— BEGIN Input for this task —

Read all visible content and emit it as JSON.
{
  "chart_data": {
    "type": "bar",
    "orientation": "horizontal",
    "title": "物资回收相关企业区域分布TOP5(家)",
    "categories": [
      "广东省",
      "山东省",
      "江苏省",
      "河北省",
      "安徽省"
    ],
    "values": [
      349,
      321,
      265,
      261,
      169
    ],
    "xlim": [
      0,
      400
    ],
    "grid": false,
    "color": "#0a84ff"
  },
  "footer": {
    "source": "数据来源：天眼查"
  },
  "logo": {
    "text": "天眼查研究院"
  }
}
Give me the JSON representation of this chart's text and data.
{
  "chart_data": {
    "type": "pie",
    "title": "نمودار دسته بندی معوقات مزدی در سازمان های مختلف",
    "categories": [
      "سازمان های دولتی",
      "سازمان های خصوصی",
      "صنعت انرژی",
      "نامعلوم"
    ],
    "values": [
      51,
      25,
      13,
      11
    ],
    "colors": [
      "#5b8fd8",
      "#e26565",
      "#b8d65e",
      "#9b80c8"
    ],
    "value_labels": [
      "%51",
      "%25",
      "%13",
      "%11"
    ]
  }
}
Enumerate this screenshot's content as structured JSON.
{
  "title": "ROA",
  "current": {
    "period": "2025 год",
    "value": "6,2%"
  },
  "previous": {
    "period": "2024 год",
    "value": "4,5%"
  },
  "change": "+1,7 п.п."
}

— END Input for this task —

* **Task prompt**
Write the material out again word for word.

* **Result of the exercise**
Read all visible content and emit it as JSON.
{
  "chart_data": {
    "type": "bar",
    "orientation": "horizontal",
    "title": "物资回收相关企业区域分布TOP5(家)",
    "categories": [
      "广东省",
      "山东省",
      "江苏省",
      "河北省",
      "安徽省"
    ],
    "values": [
      349,
      321,
      265,
      261,
      169
    ],
    "xlim": [
      0,
      400
    ],
    "grid": false,
    "color": "#0a84ff"
  },
  "footer": {
    "source": "数据来源：天眼查"
  },
  "logo": {
    "text": "天眼查研究院"
  }
}
Give me the JSON representation of this chart's text and data.
{
  "chart_data": {
    "type": "pie",
    "title": "نمودار دسته بندی معوقات مزدی در سازمان های مختلف",
    "categories": [
      "سازمان های دولتی",
      "سازمان های خصوصی",
      "صنعت انرژی",
      "نامعلوم"
    ],
    "values": [
      51,
      25,
      13,
      11
    ],
    "colors": [
      "#5b8fd8",
      "#e26565",
      "#b8d65e",
      "#9b80c8"
    ],
    "value_labels": [
      "%51",
      "%25",
      "%13",
      "%11"
    ]
  }
}
Enumerate this screenshot's content as structured JSON.
{
  "title": "ROA",
  "current": {
    "period": "2025 год",
    "value": "6,2%"
  },
  "previous": {
    "period": "2024 год",
    "value": "4,5%"
  },
  "change": "+1,7 п.п."
}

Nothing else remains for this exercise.